→ **Material for this task**:
—————

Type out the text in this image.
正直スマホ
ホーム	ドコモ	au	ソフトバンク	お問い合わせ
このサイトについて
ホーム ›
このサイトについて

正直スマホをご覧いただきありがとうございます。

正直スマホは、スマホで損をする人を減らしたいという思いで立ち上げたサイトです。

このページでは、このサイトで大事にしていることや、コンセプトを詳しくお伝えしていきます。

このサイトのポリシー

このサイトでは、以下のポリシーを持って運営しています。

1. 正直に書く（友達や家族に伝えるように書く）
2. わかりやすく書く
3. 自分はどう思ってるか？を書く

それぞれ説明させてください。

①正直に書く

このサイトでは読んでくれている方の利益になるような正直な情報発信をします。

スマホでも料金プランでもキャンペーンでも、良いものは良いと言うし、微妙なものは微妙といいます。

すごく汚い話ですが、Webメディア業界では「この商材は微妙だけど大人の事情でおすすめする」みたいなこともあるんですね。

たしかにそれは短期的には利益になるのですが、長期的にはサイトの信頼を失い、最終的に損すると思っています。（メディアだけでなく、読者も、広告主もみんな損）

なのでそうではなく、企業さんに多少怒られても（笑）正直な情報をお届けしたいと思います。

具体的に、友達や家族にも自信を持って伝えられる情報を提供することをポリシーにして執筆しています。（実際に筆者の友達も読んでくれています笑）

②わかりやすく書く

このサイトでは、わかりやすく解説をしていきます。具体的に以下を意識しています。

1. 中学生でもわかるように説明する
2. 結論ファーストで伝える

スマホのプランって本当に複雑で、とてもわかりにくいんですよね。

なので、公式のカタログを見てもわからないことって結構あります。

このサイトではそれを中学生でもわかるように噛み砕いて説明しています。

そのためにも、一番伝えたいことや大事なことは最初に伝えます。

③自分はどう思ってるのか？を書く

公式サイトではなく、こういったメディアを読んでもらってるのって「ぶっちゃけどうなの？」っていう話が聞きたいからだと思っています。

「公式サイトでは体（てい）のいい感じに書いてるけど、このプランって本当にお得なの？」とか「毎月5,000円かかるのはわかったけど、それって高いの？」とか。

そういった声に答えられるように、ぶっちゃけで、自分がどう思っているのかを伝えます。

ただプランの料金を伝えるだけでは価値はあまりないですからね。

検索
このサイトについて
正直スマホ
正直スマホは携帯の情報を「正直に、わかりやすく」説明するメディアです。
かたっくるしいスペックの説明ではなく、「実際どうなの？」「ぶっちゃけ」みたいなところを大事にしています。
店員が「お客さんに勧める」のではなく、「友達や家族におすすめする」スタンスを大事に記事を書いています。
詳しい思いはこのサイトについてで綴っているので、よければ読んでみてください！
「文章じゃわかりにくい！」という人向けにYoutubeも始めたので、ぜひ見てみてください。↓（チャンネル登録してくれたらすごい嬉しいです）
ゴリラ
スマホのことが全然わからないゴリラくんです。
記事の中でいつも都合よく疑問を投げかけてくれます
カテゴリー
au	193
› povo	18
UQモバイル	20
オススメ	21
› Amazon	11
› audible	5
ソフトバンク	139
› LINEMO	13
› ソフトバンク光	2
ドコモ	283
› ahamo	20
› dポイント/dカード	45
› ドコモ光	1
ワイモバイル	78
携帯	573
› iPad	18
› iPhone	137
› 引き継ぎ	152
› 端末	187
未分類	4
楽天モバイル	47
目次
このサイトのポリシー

—————

Restate all of the entries exactly, please.

Type out the text in this image.
正直スマホ
ホーム	ドコモ	au	ソフトバンク	お問い合わせ
このサイトについて
ホーム ›
このサイトについて

正直スマホをご覧いただきありがとうございます。

正直スマホは、スマホで損をする人を減らしたいという思いで立ち上げたサイトです。

このページでは、このサイトで大事にしていることや、コンセプトを詳しくお伝えしていきます。

このサイトのポリシー

このサイトでは、以下のポリシーを持って運営しています。

1. 正直に書く（友達や家族に伝えるように書く）
2. わかりやすく書く
3. 自分はどう思ってるか？を書く

それぞれ説明させてください。

①正直に書く

このサイトでは読んでくれている方の利益になるような正直な情報発信をします。

スマホでも料金プランでもキャンペーンでも、良いものは良いと言うし、微妙なものは微妙といいます。

すごく汚い話ですが、Webメディア業界では「この商材は微妙だけど大人の事情でおすすめする」みたいなこともあるんですね。

たしかにそれは短期的には利益になるのですが、長期的にはサイトの信頼を失い、最終的に損すると思っています。（メディアだけでなく、読者も、広告主もみんな損）

なのでそうではなく、企業さんに多少怒られても（笑）正直な情報をお届けしたいと思います。

具体的に、友達や家族にも自信を持って伝えられる情報を提供することをポリシーにして執筆しています。（実際に筆者の友達も読んでくれています笑）

②わかりやすく書く

このサイトでは、わかりやすく解説をしていきます。具体的に以下を意識しています。

1. 中学生でもわかるように説明する
2. 結論ファーストで伝える

スマホのプランって本当に複雑で、とてもわかりにくいんですよね。

なので、公式のカタログを見てもわからないことって結構あります。

このサイトではそれを中学生でもわかるように噛み砕いて説明しています。

そのためにも、一番伝えたいことや大事なことは最初に伝えます。

③自分はどう思ってるのか？を書く

公式サイトではなく、こういったメディアを読んでもらってるのって「ぶっちゃけどうなの？」っていう話が聞きたいからだと思っています。

「公式サイトでは体（てい）のいい感じに書いてるけど、このプランって本当にお得なの？」とか「毎月5,000円かかるのはわかったけど、それって高いの？」とか。

そういった声に答えられるように、ぶっちゃけで、自分がどう思っているのかを伝えます。

ただプランの料金を伝えるだけでは価値はあまりないですからね。

検索
このサイトについて
正直スマホ
正直スマホは携帯の情報を「正直に、わかりやすく」説明するメディアです。
かたっくるしいスペックの説明ではなく、「実際どうなの？」「ぶっちゃけ」みたいなところを大事にしています。
店員が「お客さんに勧める」のではなく、「友達や家族におすすめする」スタンスを大事に記事を書いています。
詳しい思いはこのサイトについてで綴っているので、よければ読んでみてください！
「文章じゃわかりにくい！」という人向けにYoutubeも始めたので、ぜひ見てみてください。↓（チャンネル登録してくれたらすごい嬉しいです）
ゴリラ
スマホのことが全然わからないゴリラくんです。
記事の中でいつも都合よく疑問を投げかけてくれます
カテゴリー
au	193
› povo	18
UQモバイル	20
オススメ	21
› Amazon	11
› audible	5
ソフトバンク	139
› LINEMO	13
› ソフトバンク光	2
ドコモ	283
› ahamo	20
› dポイント/dカード	45
› ドコモ光	1
ワイモバイル	78
携帯	573
› iPad	18
› iPhone	137
› 引き継ぎ	152
› 端末	187
未分類	4
楽天モバイル	47
目次
このサイトのポリシー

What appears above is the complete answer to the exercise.